Friday, February 26, 2010

Teen Review: Spacer and Rat

At my 15-year old son’s recommendation, I recently read Spacer and Rat by Margaret Bechard, and I thoroughly enjoyed this clever, funny, and suspenseful sci-fi tale set in the future.

Jack, an older teen, is a spacer, someone who has lived his entire life on Freedom Station, a space station in the Asteroid Belt, in the Black (as space is known). Generations of humans have lived out in the Black, on Freedom Station and other colonies, but there are still more ships full of Earthies coming, trying to escape the problems back on Earth and not really understanding the foreign culture and challenges they’re escaping to.

Jack works in a pub, where he meets all kinds of people and is familiar with all kinds of technology (“tech”). One evening after work, he meets Kit, a runaway sneaking around behind the pub:

The Earthie girl glared at him, hands on her hips, all wild, wiry white hair and eyes as bright green and iridescent as fish scales. They had to be gen mods, no way they could be natural, but Jack had never seen them in the catalog. “You don’t have to grab people.” She sounded just like a school vid, teaching the basic regs. “And don’t call me ‘rat.’”

Items from a dataset
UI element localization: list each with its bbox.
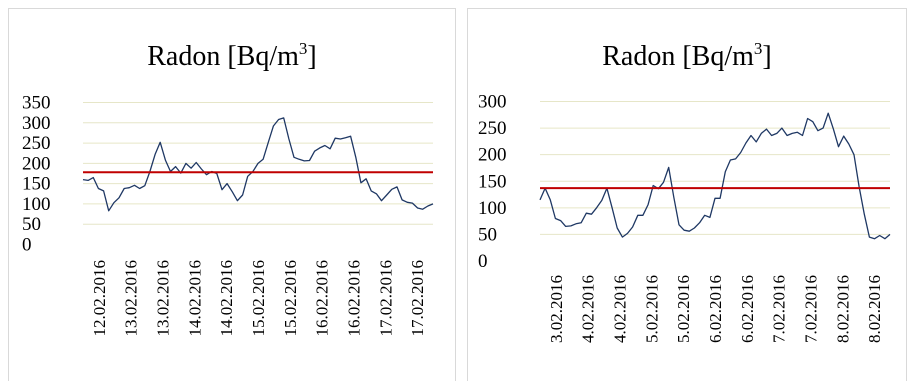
y-tick-label: 350 <box>22 93 51 114</box>
y-tick-label: 150 <box>478 171 507 192</box>
x-tick-label: 4.02.2016 <box>579 275 598 343</box>
radon-series-line <box>539 112 891 240</box>
x-tick-label: 13.02.2016 <box>122 260 141 337</box>
x-tick-label: 5.02.2016 <box>674 275 693 343</box>
y-tick-label: 150 <box>22 174 51 195</box>
radon-chart-right: Radon [Bq/m3] 0 50 100 150 200 250 300 3.02.201… <box>467 8 907 381</box>
x-tick-label: 8.02.2016 <box>833 275 852 343</box>
x-tick-label: 7.02.2016 <box>770 275 789 343</box>
x-tick-label: 13.02.2016 <box>154 260 173 337</box>
x-tick-label: 14.02.2016 <box>185 260 204 337</box>
y-tick-label: 0 <box>22 235 32 256</box>
x-tick-label: 16.02.2016 <box>313 260 332 337</box>
y-tick-label: 200 <box>478 145 507 166</box>
x-tick-label: 12.02.2016 <box>90 260 109 337</box>
x-tick-label: 6.02.2016 <box>738 275 757 343</box>
y-tick-label: 250 <box>478 118 507 139</box>
y-tick-label: 0 <box>478 251 488 272</box>
y-tick-label: 100 <box>478 198 507 219</box>
chart-title-right: Radon [Bq/m3] <box>602 39 772 72</box>
chart-title-left: Radon [Bq/m3] <box>147 39 317 72</box>
y-tick-label: 50 <box>478 224 497 245</box>
x-tick-label: 3.02.2016 <box>547 275 566 343</box>
x-tick-label: 15.02.2016 <box>281 260 300 337</box>
x-tick-label: 5.02.2016 <box>642 275 661 343</box>
y-tick-label: 50 <box>22 214 41 235</box>
x-tick-label: 17.02.2016 <box>376 260 395 337</box>
y-tick-label: 200 <box>22 153 51 174</box>
radon-chart-left: Radon [Bq/m3] 0 50 100 150 200 250 300 350 12.02… <box>8 8 456 381</box>
plot-area-right: 0 50 100 150 200 250 300 3.02.2016 4.02.2016 4.02… <box>478 92 891 343</box>
y-tick-label: 250 <box>22 133 51 154</box>
y-tick-label: 100 <box>22 194 51 215</box>
x-tick-label: 7.02.2016 <box>801 275 820 343</box>
x-tick-label: 8.02.2016 <box>865 275 884 343</box>
y-tick-label: 300 <box>478 92 507 113</box>
x-tick-label: 14.02.2016 <box>217 260 236 337</box>
x-tick-label: 16.02.2016 <box>344 260 363 337</box>
x-tick-label: 4.02.2016 <box>611 275 630 343</box>
x-tick-label: 6.02.2016 <box>706 275 725 343</box>
x-tick-label: 17.02.2016 <box>408 260 427 337</box>
radon-series-line <box>82 117 434 212</box>
y-tick-label: 300 <box>22 113 51 134</box>
x-tick-label: 15.02.2016 <box>249 260 268 337</box>
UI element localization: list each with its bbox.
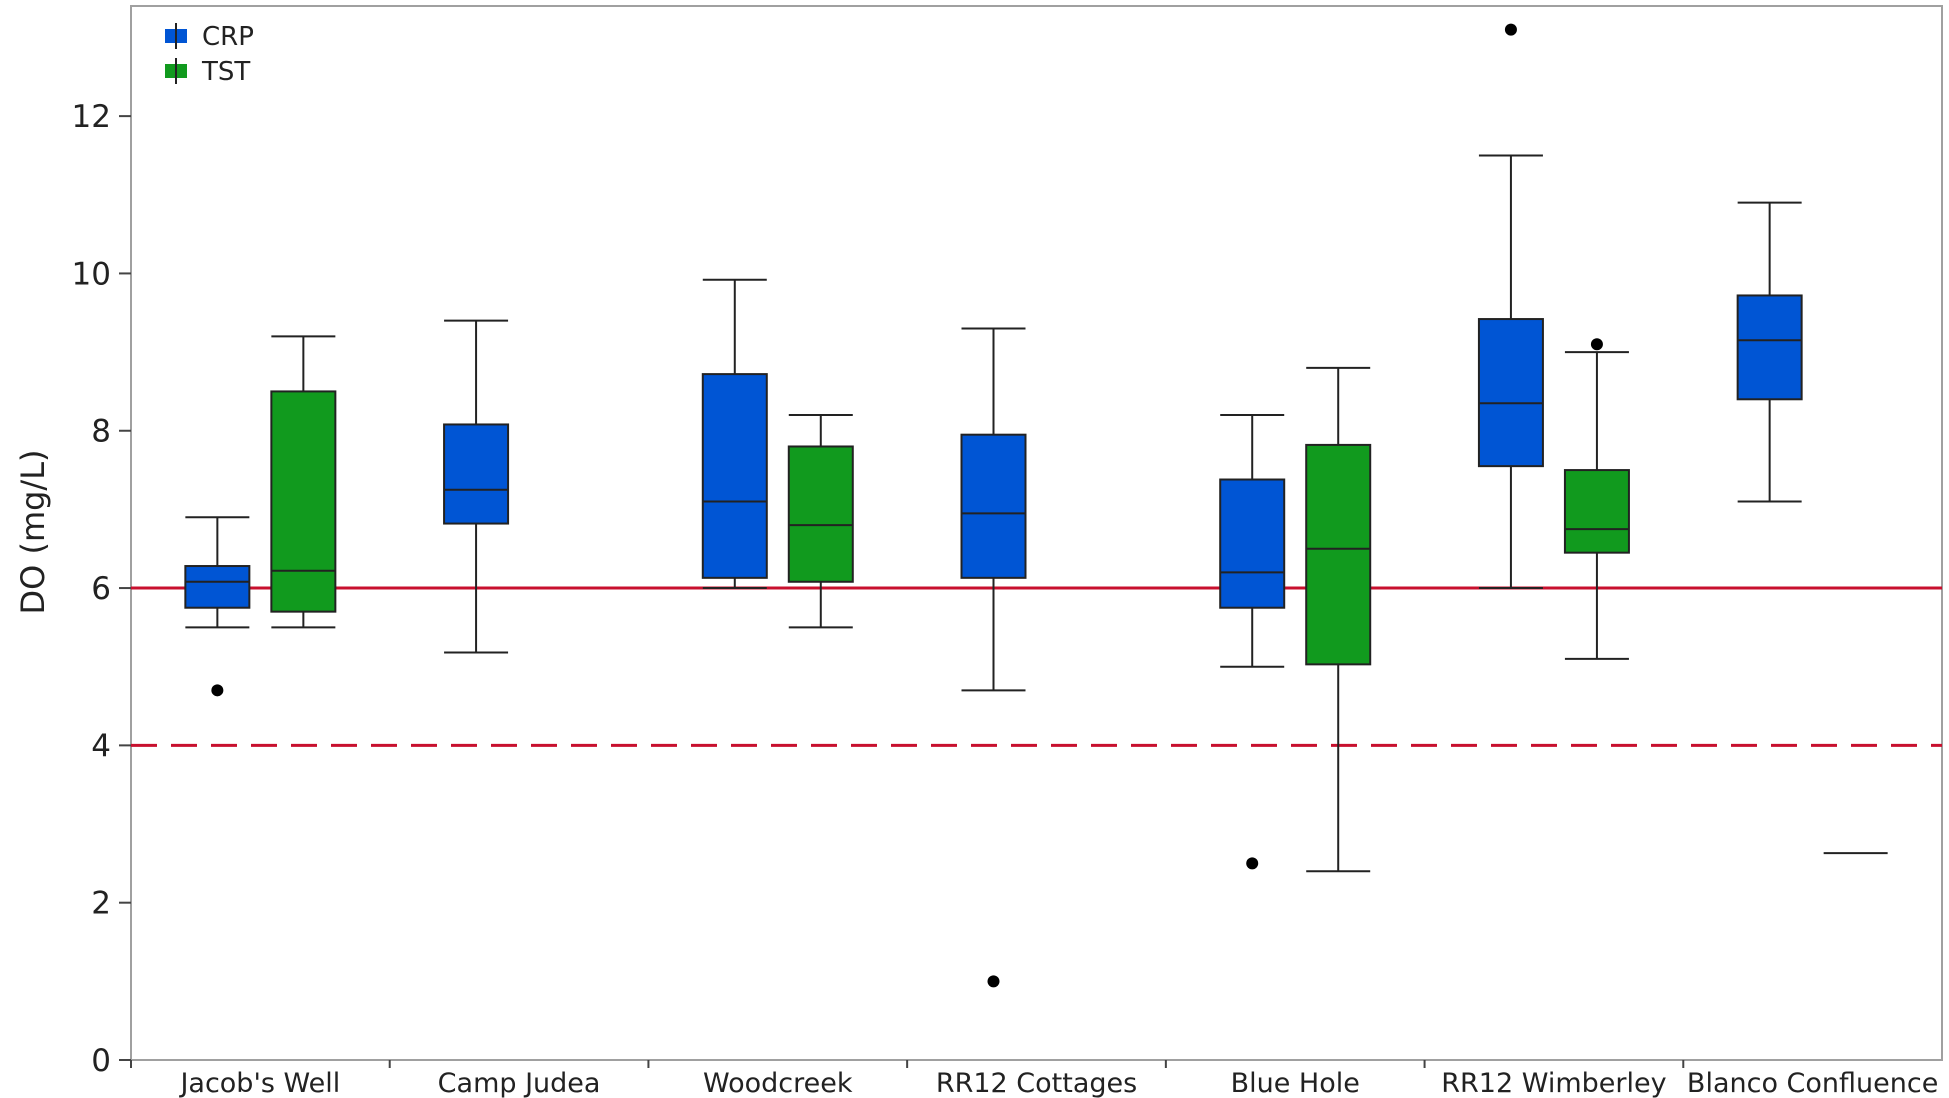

** Problem to work on **
Reproduce word for word the passage of the Spacer and Rat review from "Teen Review: Spacer" to "in the future.".

** Solution **
Teen Review: Spacer and Rat

At my 15-year old son’s recommendation, I recently read Spacer and Rat by Margaret Bechard, and I thoroughly enjoyed this clever, funny, and suspenseful sci-fi tale set in the future.